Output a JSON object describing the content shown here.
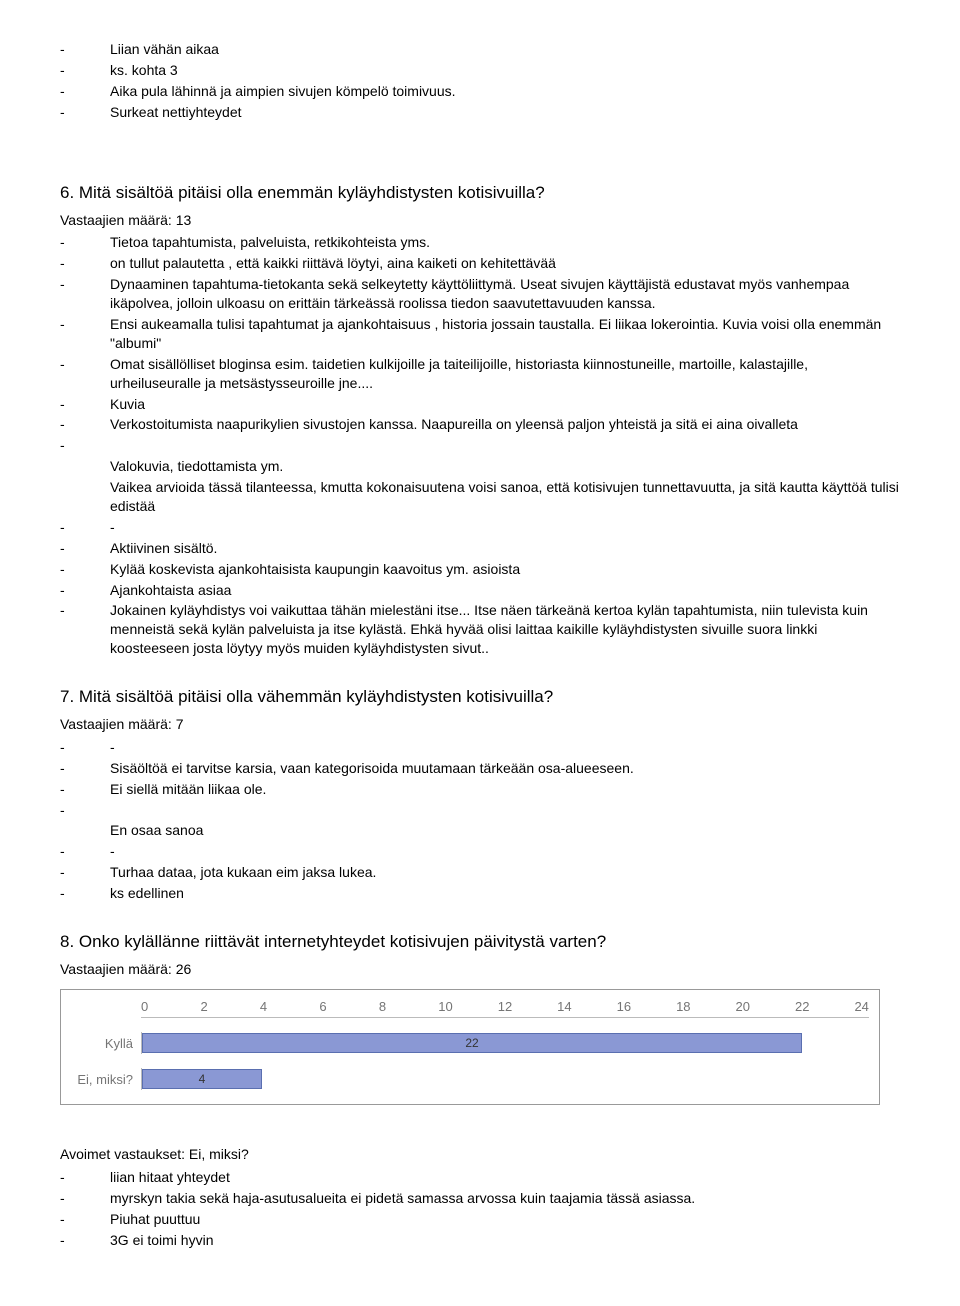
{
  "topList": [
    "Liian vähän aikaa",
    "ks. kohta 3",
    "Aika pula lähinnä ja aimpien sivujen kömpelö toimivuus.",
    "Surkeat nettiyhteydet"
  ],
  "q6": {
    "heading": "6. Mitä sisältöä pitäisi olla enemmän kyläyhdistysten kotisivuilla?",
    "count": "Vastaajien määrä: 13",
    "items": [
      "Tietoa tapahtumista, palveluista, retkikohteista yms.",
      "on tullut palautetta , että kaikki riittävä löytyi, aina kaiketi on kehitettävää",
      "Dynaaminen tapahtuma-tietokanta sekä selkeytetty käyttöliittymä. Useat sivujen käyttäjistä edustavat myös vanhempaa ikäpolvea, jolloin ulkoasu on erittäin tärkeässä roolissa tiedon saavutettavuuden kanssa.",
      "Ensi aukeamalla tulisi tapahtumat ja ajankohtaisuus , historia jossain taustalla. Ei liikaa lokerointia. Kuvia voisi olla enemmän \"albumi\"",
      "Omat sisällölliset bloginsa esim. taidetien kulkijoille ja taiteilijoille, historiasta kiinnostuneille, martoille, kalastajille, urheiluseuralle ja metsästysseuroille  jne....",
      "Kuvia",
      "Verkostoitumista naapurikylien sivustojen kanssa. Naapureilla on yleensä paljon yhteistä ja sitä ei aina oivalleta",
      "",
      "__NOBULLET__Valokuvia, tiedottamista ym.",
      "__NOBULLET__Vaikea arvioida tässä tilanteessa, kmutta kokonaisuutena voisi sanoa, että kotisivujen tunnettavuutta, ja sitä kautta käyttöä tulisi edistää",
      "-",
      "Aktiivinen sisältö.",
      "Kylää koskevista ajankohtaisista kaupungin kaavoitus ym. asioista",
      "Ajankohtaista asiaa",
      "Jokainen kyläyhdistys voi vaikuttaa tähän mielestäni itse... Itse näen tärkeänä kertoa kylän tapahtumista, niin tulevista kuin menneistä sekä kylän palveluista ja itse kylästä. Ehkä hyvää olisi laittaa kaikille kyläyhdistysten sivuille suora linkki koosteeseen josta löytyy myös muiden kyläyhdistysten sivut.."
    ]
  },
  "q7": {
    "heading": "7. Mitä sisältöä pitäisi olla vähemmän kyläyhdistysten kotisivuilla?",
    "count": "Vastaajien määrä: 7",
    "items": [
      "-",
      "Sisäöltöä ei tarvitse karsia, vaan kategorisoida muutamaan tärkeään osa-alueeseen.",
      "Ei siellä mitään liikaa ole.",
      "",
      "__NOBULLET__En osaa sanoa",
      "-",
      "Turhaa dataa, jota kukaan eim jaksa lukea.",
      "ks edellinen"
    ]
  },
  "q8": {
    "heading": "8. Onko kylällänne riittävät internetyhteydet kotisivujen päivitystä varten?",
    "count": "Vastaajien määrä: 26",
    "chart": {
      "type": "bar-horizontal",
      "axis_max": 24,
      "axis_step": 2,
      "ticks": [
        "0",
        "2",
        "4",
        "6",
        "8",
        "10",
        "12",
        "14",
        "16",
        "18",
        "20",
        "22",
        "24"
      ],
      "background_color": "#ffffff",
      "grid_color": "#bbbbbb",
      "rows": [
        {
          "label": "Kyllä",
          "value": 22,
          "bar_color": "#8a98d4",
          "border_color": "#5a6fb0"
        },
        {
          "label": "Ei, miksi?",
          "value": 4,
          "bar_color": "#8a98d4",
          "border_color": "#5a6fb0"
        }
      ],
      "label_color": "#757575",
      "label_fontsize": 13,
      "value_fontsize": 12
    },
    "open_heading": "Avoimet vastaukset: Ei, miksi?",
    "open_items": [
      "liian hitaat yhteydet",
      "myrskyn takia sekä haja-asutusalueita ei pidetä samassa arvossa kuin taajamia tässä asiassa.",
      "Piuhat puuttuu",
      "3G ei toimi hyvin"
    ]
  }
}
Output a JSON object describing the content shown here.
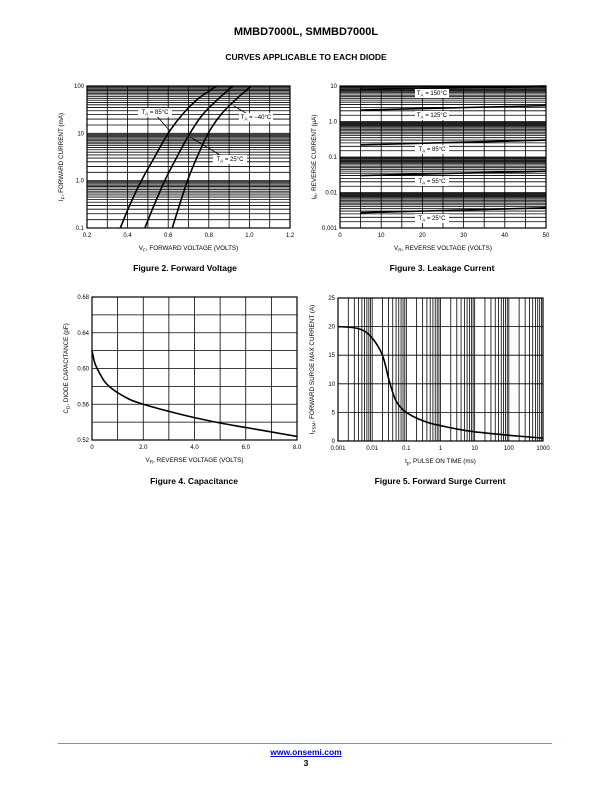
{
  "header": {
    "title": "MMBD7000L, SMMBD7000L",
    "section": "CURVES APPLICABLE TO EACH DIODE"
  },
  "footer": {
    "link": "www.onsemi.com",
    "page": "3"
  },
  "colors": {
    "rule": "#e07a1f",
    "link": "#0000cc"
  },
  "chart_data": [
    {
      "id": "fig2",
      "type": "line",
      "caption": "Figure 2. Forward Voltage",
      "xlabel": [
        "V",
        "F",
        ", FORWARD VOLTAGE (VOLTS)"
      ],
      "ylabel": [
        "I",
        "F",
        ", FORWARD CURRENT (mA)"
      ],
      "xlim": [
        0.2,
        1.2
      ],
      "ylim": [
        0.1,
        100
      ],
      "yscale": "log",
      "xscale": "linear",
      "grid": true,
      "xticks": [
        "0.2",
        "0.4",
        "0.6",
        "0.8",
        "1.0",
        "1.2"
      ],
      "xtick_values": [
        0.2,
        0.4,
        0.6,
        0.8,
        1.0,
        1.2
      ],
      "yticks": [
        "0.1",
        "1.0",
        "10",
        "100"
      ],
      "ytick_values": [
        0.1,
        1,
        10,
        100
      ],
      "series": [
        {
          "label": [
            "T",
            "A",
            " = 85°C"
          ],
          "x": [
            0.364,
            0.41,
            0.468,
            0.53,
            0.6,
            0.67,
            0.75,
            0.84
          ],
          "y": [
            0.1,
            0.3,
            1,
            3,
            10,
            25,
            55,
            100
          ]
        },
        {
          "label": [
            "T",
            "A",
            " = 25°C"
          ],
          "x": [
            0.485,
            0.53,
            0.583,
            0.64,
            0.707,
            0.77,
            0.85,
            0.92
          ],
          "y": [
            0.1,
            0.3,
            1,
            3,
            10,
            25,
            55,
            100
          ]
        },
        {
          "label": [
            "T",
            "A",
            " = −40°C"
          ],
          "x": [
            0.62,
            0.655,
            0.695,
            0.74,
            0.797,
            0.86,
            0.94,
            1.01
          ],
          "y": [
            0.1,
            0.3,
            1,
            3,
            10,
            25,
            55,
            100
          ]
        }
      ]
    },
    {
      "id": "fig3",
      "type": "line",
      "caption": "Figure 3. Leakage Current",
      "xlabel": [
        "V",
        "R",
        ", REVERSE VOLTAGE (VOLTS)"
      ],
      "ylabel": [
        "I",
        "R",
        ", REVERSE CURRENT (μA)"
      ],
      "xlim": [
        0,
        50
      ],
      "ylim": [
        0.001,
        10
      ],
      "yscale": "log",
      "xscale": "linear",
      "grid": true,
      "xticks": [
        "0",
        "10",
        "20",
        "30",
        "40",
        "50"
      ],
      "xtick_values": [
        0,
        10,
        20,
        30,
        40,
        50
      ],
      "yticks": [
        "0.001",
        "0.01",
        "0.1",
        "1.0",
        "10"
      ],
      "ytick_values": [
        0.001,
        0.01,
        0.1,
        1,
        10
      ],
      "series": [
        {
          "label": [
            "T",
            "A",
            " = 150°C"
          ],
          "x": [
            5,
            50
          ],
          "y": [
            8,
            10
          ]
        },
        {
          "label": [
            "T",
            "A",
            " = 125°C"
          ],
          "x": [
            5,
            50
          ],
          "y": [
            2.1,
            2.8
          ]
        },
        {
          "label": [
            "T",
            "A",
            " = 85°C"
          ],
          "x": [
            5,
            50
          ],
          "y": [
            0.22,
            0.3
          ]
        },
        {
          "label": [
            "T",
            "A",
            " = 55°C"
          ],
          "x": [
            5,
            50
          ],
          "y": [
            0.03,
            0.04
          ]
        },
        {
          "label": [
            "T",
            "A",
            " = 25°C"
          ],
          "x": [
            5,
            50
          ],
          "y": [
            0.0027,
            0.0037
          ]
        }
      ]
    },
    {
      "id": "fig4",
      "type": "line",
      "caption": "Figure 4. Capacitance",
      "xlabel": [
        "V",
        "R",
        ", REVERSE VOLTAGE (VOLTS)"
      ],
      "ylabel": [
        "C",
        "D",
        ", DIODE CAPACITANCE (pF)"
      ],
      "xlim": [
        0,
        8
      ],
      "ylim": [
        0.52,
        0.68
      ],
      "yscale": "linear",
      "xscale": "linear",
      "grid": true,
      "xticks": [
        "0",
        "2.0",
        "4.0",
        "6.0",
        "8.0"
      ],
      "xtick_values": [
        0,
        2,
        4,
        6,
        8
      ],
      "yticks": [
        "0.52",
        "0.56",
        "0.60",
        "0.64",
        "0.68"
      ],
      "ytick_values": [
        0.52,
        0.56,
        0.6,
        0.64,
        0.68
      ],
      "series": [
        {
          "x": [
            0,
            0.1,
            0.2,
            0.35,
            0.5,
            0.75,
            1,
            1.5,
            2,
            3,
            4,
            5,
            6,
            7,
            8
          ],
          "y": [
            0.62,
            0.607,
            0.6,
            0.592,
            0.585,
            0.578,
            0.573,
            0.565,
            0.56,
            0.552,
            0.545,
            0.539,
            0.534,
            0.529,
            0.524
          ]
        }
      ]
    },
    {
      "id": "fig5",
      "type": "line",
      "caption": "Figure 5. Forward Surge Current",
      "xlabel": [
        "t",
        "p",
        ", PULSE ON TIME (ms)"
      ],
      "ylabel": [
        "I",
        "FSM",
        ", FORWARD SURGE MAX CURRENT (A)"
      ],
      "xlim": [
        0.001,
        1000
      ],
      "ylim": [
        0,
        25
      ],
      "xscale": "log",
      "yscale": "linear",
      "grid": true,
      "xticks": [
        "0.001",
        "0.01",
        "0.1",
        "1",
        "10",
        "100",
        "1000"
      ],
      "xtick_values": [
        0.001,
        0.01,
        0.1,
        1,
        10,
        100,
        1000
      ],
      "yticks": [
        "0",
        "5",
        "10",
        "15",
        "20",
        "25"
      ],
      "ytick_values": [
        0,
        5,
        10,
        15,
        20,
        25
      ],
      "series": [
        {
          "x": [
            0.001,
            0.003,
            0.006,
            0.01,
            0.015,
            0.02,
            0.025,
            0.03,
            0.04,
            0.05,
            0.07,
            0.1,
            0.2,
            0.5,
            1,
            3,
            10,
            100,
            1000
          ],
          "y": [
            20,
            19.8,
            19.2,
            18,
            16.5,
            15,
            13,
            11,
            8.5,
            7,
            5.8,
            5,
            4,
            3.1,
            2.7,
            2.1,
            1.6,
            1.0,
            0.5
          ]
        }
      ]
    }
  ]
}
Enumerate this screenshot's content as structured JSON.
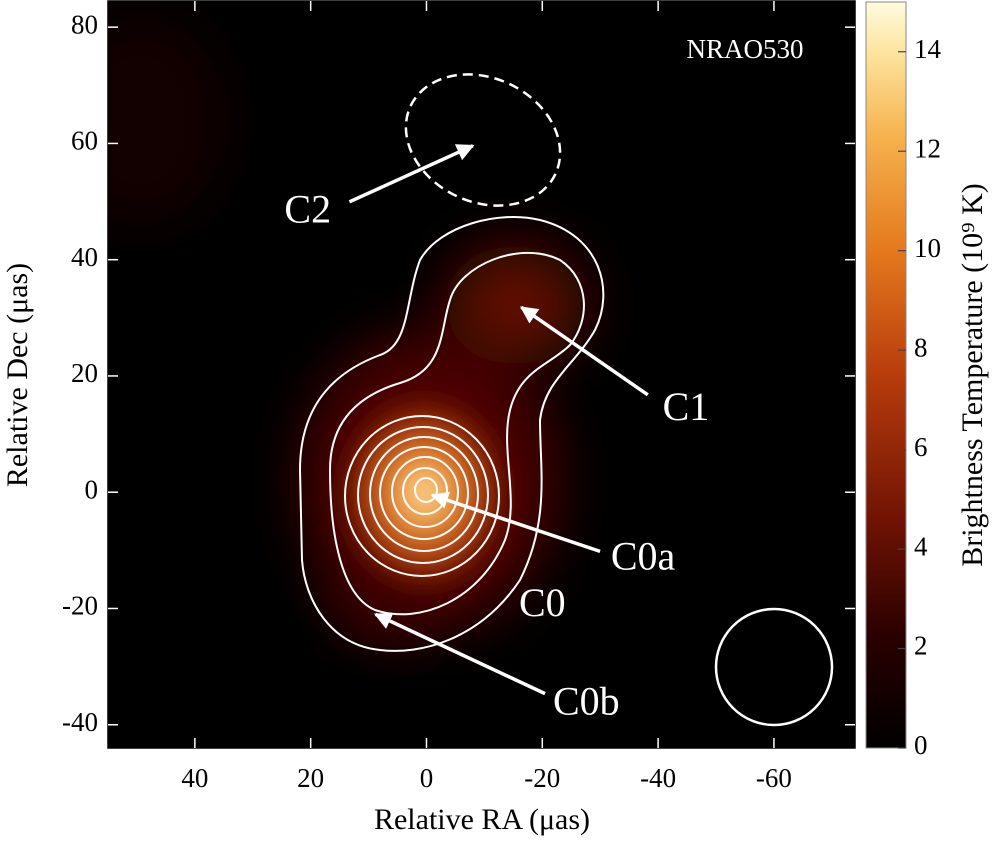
{
  "chart_data": {
    "type": "image",
    "source": "NRAO530",
    "xlabel": "Relative RA (μas)",
    "ylabel": "Relative Dec (μas)",
    "xlim": [
      55,
      -74
    ],
    "ylim": [
      -44,
      84.5
    ],
    "xticks": [
      40,
      20,
      0,
      -20,
      -40,
      -60
    ],
    "yticks": [
      -40,
      -20,
      0,
      20,
      40,
      60,
      80
    ],
    "colorbar": {
      "label": "Brightness Temperature (10⁹ K)",
      "lim": [
        0,
        15
      ],
      "ticks": [
        0,
        2,
        4,
        6,
        8,
        10,
        12,
        14
      ]
    },
    "annotations": [
      {
        "text": "C2",
        "x": -8,
        "y": 59.6,
        "text_x": 20.5,
        "text_y": 48
      },
      {
        "text": "C1",
        "x": -16.4,
        "y": 31.8,
        "text_x": -44.8,
        "text_y": 14
      },
      {
        "text": "C0a",
        "x": -1,
        "y": -0.5,
        "text_x": -37.4,
        "text_y": -11.7
      },
      {
        "text": "C0",
        "text_x": -20,
        "text_y": -19.7
      },
      {
        "text": "C0b",
        "x": 8.8,
        "y": -21,
        "text_x": -27.6,
        "text_y": -36.7
      }
    ]
  }
}
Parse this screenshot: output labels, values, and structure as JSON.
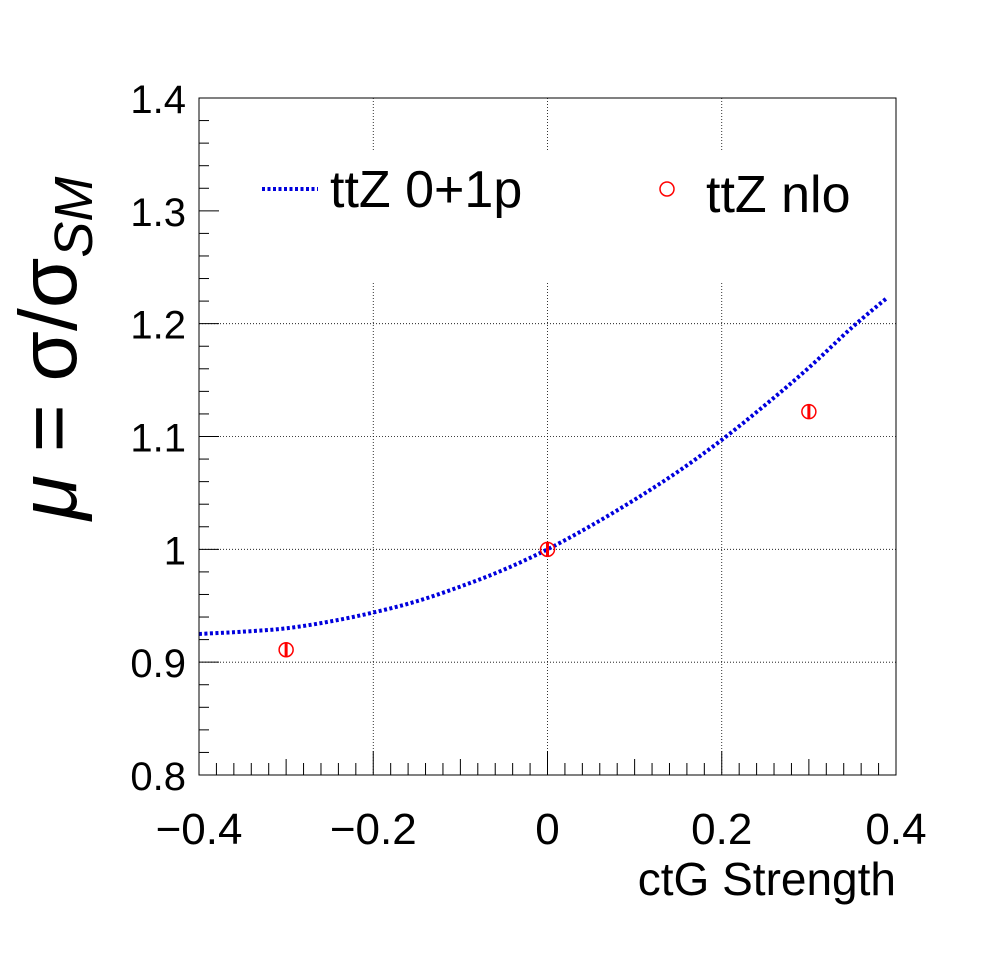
{
  "chart_data": {
    "type": "line",
    "xlabel": "ctG Strength",
    "ylabel_mu": "μ",
    "ylabel_rest": " = σ/σ",
    "ylabel_sub": "SM",
    "xlim": [
      -0.4,
      0.4
    ],
    "ylim": [
      0.8,
      1.4
    ],
    "x_ticks": [
      -0.4,
      -0.2,
      0,
      0.2,
      0.4
    ],
    "x_tick_labels": [
      "−0.4",
      "−0.2",
      "0",
      "0.2",
      "0.4"
    ],
    "y_ticks": [
      0.8,
      0.9,
      1.0,
      1.1,
      1.2,
      1.3,
      1.4
    ],
    "y_tick_labels": [
      "0.8",
      "0.9",
      "1",
      "1.1",
      "1.2",
      "1.3",
      "1.4"
    ],
    "grid": true,
    "legend_placement": "top",
    "series": [
      {
        "name": "ttZ 0+1p",
        "style": "dotted-curve",
        "color": "#0000dd",
        "x": [
          -0.4,
          -0.35,
          -0.3,
          -0.25,
          -0.2,
          -0.15,
          -0.1,
          -0.05,
          0.0,
          0.05,
          0.1,
          0.15,
          0.2,
          0.25,
          0.3,
          0.35,
          0.39
        ],
        "y": [
          0.925,
          0.927,
          0.93,
          0.936,
          0.944,
          0.954,
          0.967,
          0.982,
          1.0,
          1.021,
          1.044,
          1.069,
          1.097,
          1.128,
          1.161,
          1.197,
          1.223
        ]
      },
      {
        "name": "ttZ nlo",
        "style": "open-circle-markers",
        "color": "#ff0000",
        "x": [
          -0.3,
          0.0,
          0.3
        ],
        "y": [
          0.911,
          1.0,
          1.122
        ],
        "err": [
          0.006,
          0.006,
          0.006
        ]
      }
    ]
  }
}
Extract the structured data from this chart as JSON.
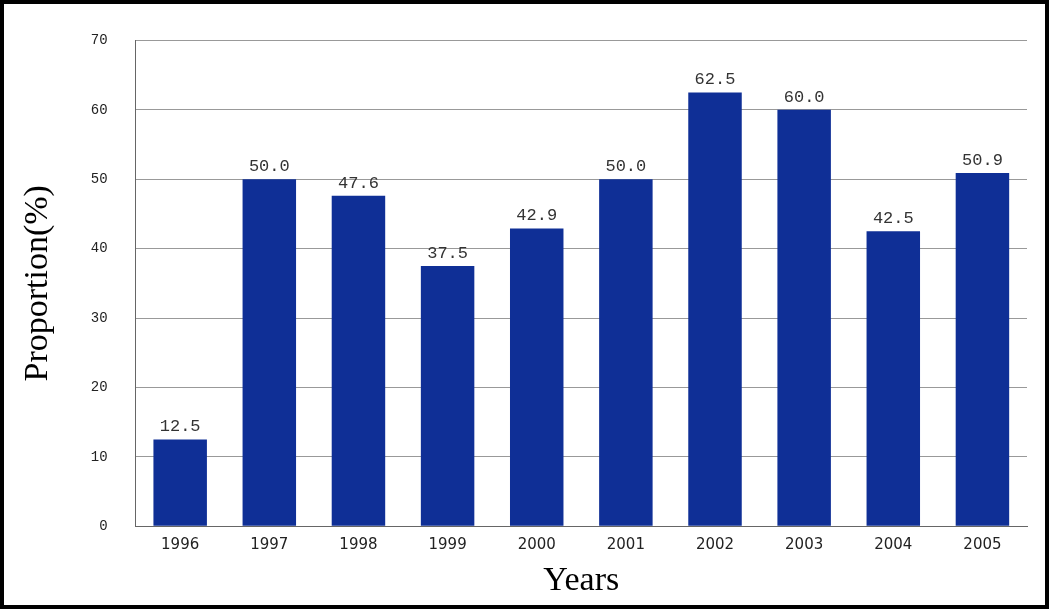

━━━━━━━━

* Directive
Starting at the line containing "Parse this screenshot: output", write out each line through the last one in the listing above, inclusive, and nothing else. Pictures are excluded from the copy.

* Written answer
Parse this screenshot: output labels, values, and structure as JSON.
{
  "chart_data": {
    "type": "line",
    "xlabel": "ctG Strength",
    "ylabel_mu": "μ",
    "ylabel_rest": " = σ/σ",
    "ylabel_sub": "SM",
    "xlim": [
      -0.4,
      0.4
    ],
    "ylim": [
      0.8,
      1.4
    ],
    "x_ticks": [
      -0.4,
      -0.2,
      0,
      0.2,
      0.4
    ],
    "x_tick_labels": [
      "−0.4",
      "−0.2",
      "0",
      "0.2",
      "0.4"
    ],
    "y_ticks": [
      0.8,
      0.9,
      1.0,
      1.1,
      1.2,
      1.3,
      1.4
    ],
    "y_tick_labels": [
      "0.8",
      "0.9",
      "1",
      "1.1",
      "1.2",
      "1.3",
      "1.4"
    ],
    "grid": true,
    "legend_placement": "top",
    "series": [
      {
        "name": "ttZ 0+1p",
        "style": "dotted-curve",
        "color": "#0000dd",
        "x": [
          -0.4,
          -0.35,
          -0.3,
          -0.25,
          -0.2,
          -0.15,
          -0.1,
          -0.05,
          0.0,
          0.05,
          0.1,
          0.15,
          0.2,
          0.25,
          0.3,
          0.35,
          0.39
        ],
        "y": [
          0.925,
          0.927,
          0.93,
          0.936,
          0.944,
          0.954,
          0.967,
          0.982,
          1.0,
          1.021,
          1.044,
          1.069,
          1.097,
          1.128,
          1.161,
          1.197,
          1.223
        ]
      },
      {
        "name": "ttZ nlo",
        "style": "open-circle-markers",
        "color": "#ff0000",
        "x": [
          -0.3,
          0.0,
          0.3
        ],
        "y": [
          0.911,
          1.0,
          1.122
        ],
        "err": [
          0.006,
          0.006,
          0.006
        ]
      }
    ]
  }
}
Extract the structured data from this chart as JSON.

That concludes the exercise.